▸ **EXTRAIT À LIRE**
Selon Mgr Sikuli Paluku, il en résulte une augmentation du nombre de troubles psychiques. "Nous avons besoin de centres proposant des thérapies. Beaucoup de gens sont traumatisés. Certains d’entre eux ont vu leurs parents se faire tuer. Il y a énormément d’orphelins et de veuves. Des villages ont été complètement brûlés. C’est la misère absolue".

Les provinces orientales du Congo subissent le terrorisme des milices depuis de longues années. Les conflits ethniques, les déplacements de population et l’accès aux matières premières constituent des composantes de cette terreur. Ces dernières années, une autre forte composante à caractère islamique radicale est venue s’y ajouter. 

L’évêque affirme qu’il y a eu plus de 6.000 morts à Beni depuis 2013, et plus de 2.000 à Bunia pour la seule année 2020. "De plus, on compte au moins trois millions de déplacés et environ 7.500 personnes kidnappées. Il existe un projet de grande envergure pour islamiser ou chasser les populations autochtones." Les attaques ont ainsi entraîné une fuite massive de la population vers des zones plus sûres.

La crainte de la terreur diffusée par les milices et les protestations contre l'échec de l'État ont paralysé la vie publique. "Il y a des troubles, des marches de protestation, des grèves, des mouvements pour les droits civiques. La vie normale est paralysée. La population exige plus de sécurité."

Mais l’État congolais est aux abonnés absents. "L’État en tant que tel est inexistant. Il n’atteint pas l’Est du pays, que ce soit par faiblesse ou par complicité." En l’absence de l’État, l’évêque insiste sur le rôle particulier qui revient à l’Église. "Ici, nous sommes à 2.500 kilomètres de la capitale. Comme l’État est absent, nous devons nous débrouiller tout seuls. Nous ne recevons aucune aide." Malgré cela, l’Église a construit des établissements scolaires dans la région.

▸ **TÂCHE COURTE 1**
D'après l'extrait à lire, combien de personnes ont été kidnappées selon l'évêque ?
▸ **TÂCHE COURTE 2**
Relevez toutes les composantes de la terreur des milices que mentionne l'extrait à lire.
▸ **TÂCHE COURTE 3**
Dans l'extrait à lire, changez « établissements scolaires » en « écoles », puis recopiez le passage de « Mais l’État congolais » à « dans la région. ».

▸ **MATÉRIEL FOURNI**
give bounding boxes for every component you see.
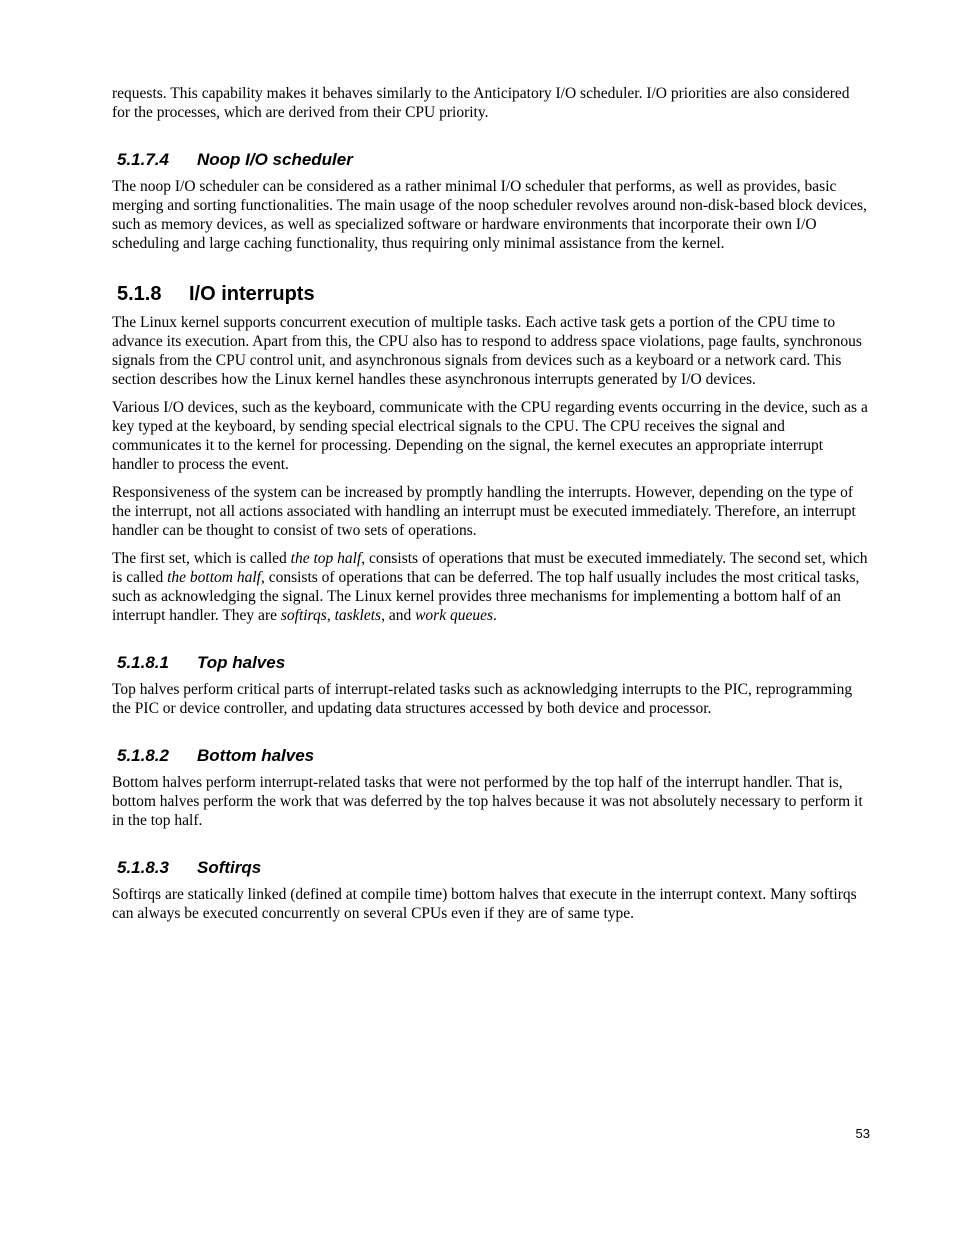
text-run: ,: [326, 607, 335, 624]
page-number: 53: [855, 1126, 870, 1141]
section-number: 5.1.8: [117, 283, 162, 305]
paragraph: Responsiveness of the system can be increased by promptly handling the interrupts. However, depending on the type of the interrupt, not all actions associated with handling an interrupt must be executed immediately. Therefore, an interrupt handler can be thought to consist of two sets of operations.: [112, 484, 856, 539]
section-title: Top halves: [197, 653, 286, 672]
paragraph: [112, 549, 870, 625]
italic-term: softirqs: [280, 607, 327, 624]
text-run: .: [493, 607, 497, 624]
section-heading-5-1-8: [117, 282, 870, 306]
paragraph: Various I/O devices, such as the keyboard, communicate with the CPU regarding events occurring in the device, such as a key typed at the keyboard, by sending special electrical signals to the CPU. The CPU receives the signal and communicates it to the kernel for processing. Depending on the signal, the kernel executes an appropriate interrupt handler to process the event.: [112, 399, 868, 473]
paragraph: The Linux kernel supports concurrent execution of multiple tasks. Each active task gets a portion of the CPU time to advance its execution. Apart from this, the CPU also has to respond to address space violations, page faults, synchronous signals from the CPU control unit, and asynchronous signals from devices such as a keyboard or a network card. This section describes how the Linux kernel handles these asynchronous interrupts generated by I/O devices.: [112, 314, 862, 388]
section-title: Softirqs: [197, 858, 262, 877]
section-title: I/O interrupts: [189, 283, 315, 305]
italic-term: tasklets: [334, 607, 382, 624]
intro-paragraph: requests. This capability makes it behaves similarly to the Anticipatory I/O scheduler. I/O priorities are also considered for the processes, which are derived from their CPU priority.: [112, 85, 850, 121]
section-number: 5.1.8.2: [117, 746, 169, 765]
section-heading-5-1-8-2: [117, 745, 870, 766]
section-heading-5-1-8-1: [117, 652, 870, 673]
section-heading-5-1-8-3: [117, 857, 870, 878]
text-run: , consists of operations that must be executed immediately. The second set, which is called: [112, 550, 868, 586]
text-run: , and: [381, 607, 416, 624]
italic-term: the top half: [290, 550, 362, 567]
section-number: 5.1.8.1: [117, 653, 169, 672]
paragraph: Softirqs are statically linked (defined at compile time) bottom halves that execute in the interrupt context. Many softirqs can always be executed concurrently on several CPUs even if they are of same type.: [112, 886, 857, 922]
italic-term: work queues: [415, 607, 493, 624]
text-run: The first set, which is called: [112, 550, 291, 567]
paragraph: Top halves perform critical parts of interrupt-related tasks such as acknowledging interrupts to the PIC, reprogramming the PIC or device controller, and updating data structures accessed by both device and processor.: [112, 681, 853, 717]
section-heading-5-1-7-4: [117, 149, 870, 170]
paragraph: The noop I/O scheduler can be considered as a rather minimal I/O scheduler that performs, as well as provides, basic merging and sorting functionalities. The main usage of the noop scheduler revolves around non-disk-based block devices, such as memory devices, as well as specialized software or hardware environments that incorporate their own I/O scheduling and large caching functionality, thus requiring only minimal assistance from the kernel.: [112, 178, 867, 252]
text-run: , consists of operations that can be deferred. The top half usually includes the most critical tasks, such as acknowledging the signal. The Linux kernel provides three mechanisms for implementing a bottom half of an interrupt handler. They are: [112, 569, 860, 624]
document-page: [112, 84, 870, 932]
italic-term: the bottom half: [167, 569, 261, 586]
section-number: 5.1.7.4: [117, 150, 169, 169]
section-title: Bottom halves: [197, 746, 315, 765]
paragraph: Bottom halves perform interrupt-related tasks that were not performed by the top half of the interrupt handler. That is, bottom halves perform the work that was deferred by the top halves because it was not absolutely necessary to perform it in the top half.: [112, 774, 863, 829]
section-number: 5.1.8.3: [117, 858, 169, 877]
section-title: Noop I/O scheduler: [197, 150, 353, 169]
==
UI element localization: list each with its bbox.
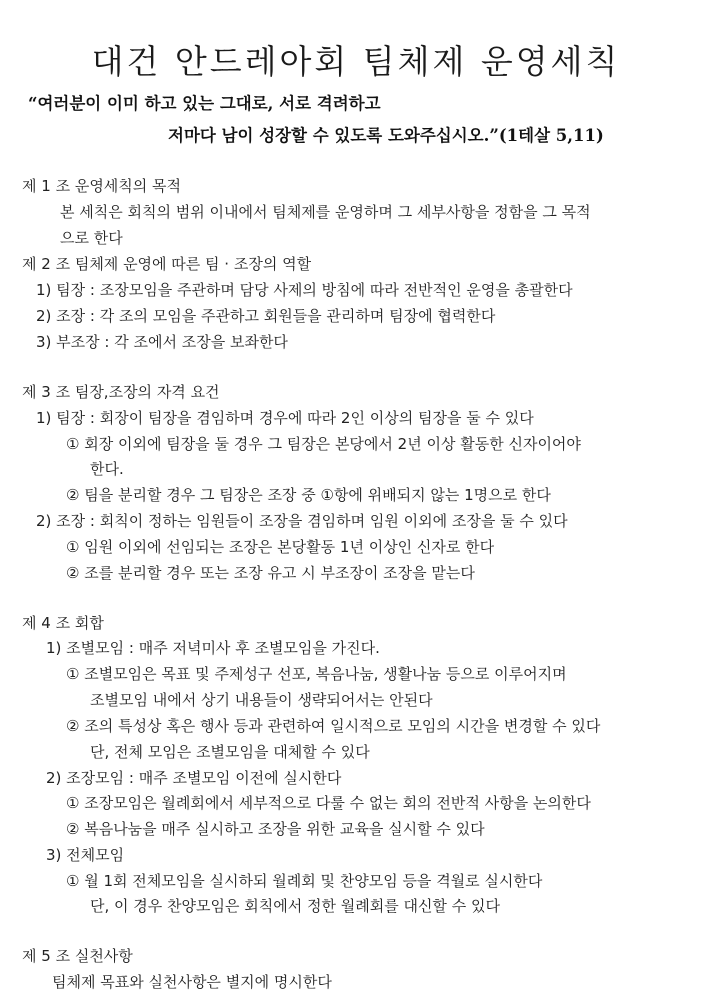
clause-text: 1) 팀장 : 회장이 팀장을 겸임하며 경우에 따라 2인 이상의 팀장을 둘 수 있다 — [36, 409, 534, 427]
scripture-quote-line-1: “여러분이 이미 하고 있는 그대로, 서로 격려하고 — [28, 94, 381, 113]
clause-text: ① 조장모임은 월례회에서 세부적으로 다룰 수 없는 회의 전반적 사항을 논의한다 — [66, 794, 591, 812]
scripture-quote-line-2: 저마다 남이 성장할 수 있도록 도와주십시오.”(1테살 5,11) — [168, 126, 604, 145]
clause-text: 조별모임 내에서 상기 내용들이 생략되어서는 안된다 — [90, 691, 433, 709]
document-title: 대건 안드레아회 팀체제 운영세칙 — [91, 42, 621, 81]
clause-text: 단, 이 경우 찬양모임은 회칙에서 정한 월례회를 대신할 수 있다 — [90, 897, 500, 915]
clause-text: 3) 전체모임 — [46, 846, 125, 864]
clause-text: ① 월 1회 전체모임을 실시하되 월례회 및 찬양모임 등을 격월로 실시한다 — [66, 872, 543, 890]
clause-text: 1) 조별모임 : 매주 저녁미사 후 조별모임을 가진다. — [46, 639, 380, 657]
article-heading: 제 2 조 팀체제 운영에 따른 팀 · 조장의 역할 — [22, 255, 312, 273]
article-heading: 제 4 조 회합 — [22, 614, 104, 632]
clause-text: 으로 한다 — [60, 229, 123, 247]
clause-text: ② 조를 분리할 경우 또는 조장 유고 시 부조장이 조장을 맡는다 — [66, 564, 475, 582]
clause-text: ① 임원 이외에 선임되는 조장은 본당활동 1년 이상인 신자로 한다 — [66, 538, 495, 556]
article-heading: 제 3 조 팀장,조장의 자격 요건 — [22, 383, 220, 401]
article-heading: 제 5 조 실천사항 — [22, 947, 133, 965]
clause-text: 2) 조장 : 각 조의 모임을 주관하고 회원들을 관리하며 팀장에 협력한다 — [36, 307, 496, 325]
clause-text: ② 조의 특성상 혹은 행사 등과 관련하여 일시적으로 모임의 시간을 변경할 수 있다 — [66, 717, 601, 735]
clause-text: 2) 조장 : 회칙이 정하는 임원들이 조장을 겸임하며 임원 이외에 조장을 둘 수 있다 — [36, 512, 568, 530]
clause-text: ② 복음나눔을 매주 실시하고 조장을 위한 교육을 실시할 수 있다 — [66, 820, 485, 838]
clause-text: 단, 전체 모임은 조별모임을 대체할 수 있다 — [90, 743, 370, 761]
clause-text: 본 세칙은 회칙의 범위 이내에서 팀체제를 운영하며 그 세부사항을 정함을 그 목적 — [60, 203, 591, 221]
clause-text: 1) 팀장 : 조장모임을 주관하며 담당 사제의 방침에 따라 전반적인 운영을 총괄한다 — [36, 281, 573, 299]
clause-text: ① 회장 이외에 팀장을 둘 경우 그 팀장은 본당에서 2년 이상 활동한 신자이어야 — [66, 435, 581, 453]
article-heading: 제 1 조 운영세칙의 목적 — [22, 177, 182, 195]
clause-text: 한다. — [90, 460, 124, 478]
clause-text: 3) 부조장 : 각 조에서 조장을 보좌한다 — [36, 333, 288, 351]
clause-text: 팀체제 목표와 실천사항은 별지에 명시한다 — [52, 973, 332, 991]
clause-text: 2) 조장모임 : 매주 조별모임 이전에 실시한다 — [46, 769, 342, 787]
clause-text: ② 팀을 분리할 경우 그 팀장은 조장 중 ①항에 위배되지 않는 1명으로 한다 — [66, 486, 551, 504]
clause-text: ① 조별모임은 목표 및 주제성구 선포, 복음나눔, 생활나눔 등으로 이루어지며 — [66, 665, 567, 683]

▸ **RÉSULTAT ATTENDU 1**
Environ 7.500 personnes.

▸ **RÉSULTAT ATTENDU 2**
Les conflits ethniques ; les déplacements de population ; l'accès aux matières premières ; une composante à caractère islamique radicale.

▸ **RÉSULTAT ATTENDU 3**
Mais l’État congolais est aux abonnés absents. "L’État en tant que tel est inexistant. Il n’atteint pas l’Est du pays, que ce soit par faiblesse ou par complicité." En l’absence de l’État, l’évêque insiste sur le rôle particulier qui revient à l’Église. "Ici, nous sommes à 2.500 kilomètres de la capitale. Comme l’État est absent, nous devons nous débrouiller tout seuls. Nous ne recevons aucune aide." Malgré cela, l’Église a construit des écoles dans la région.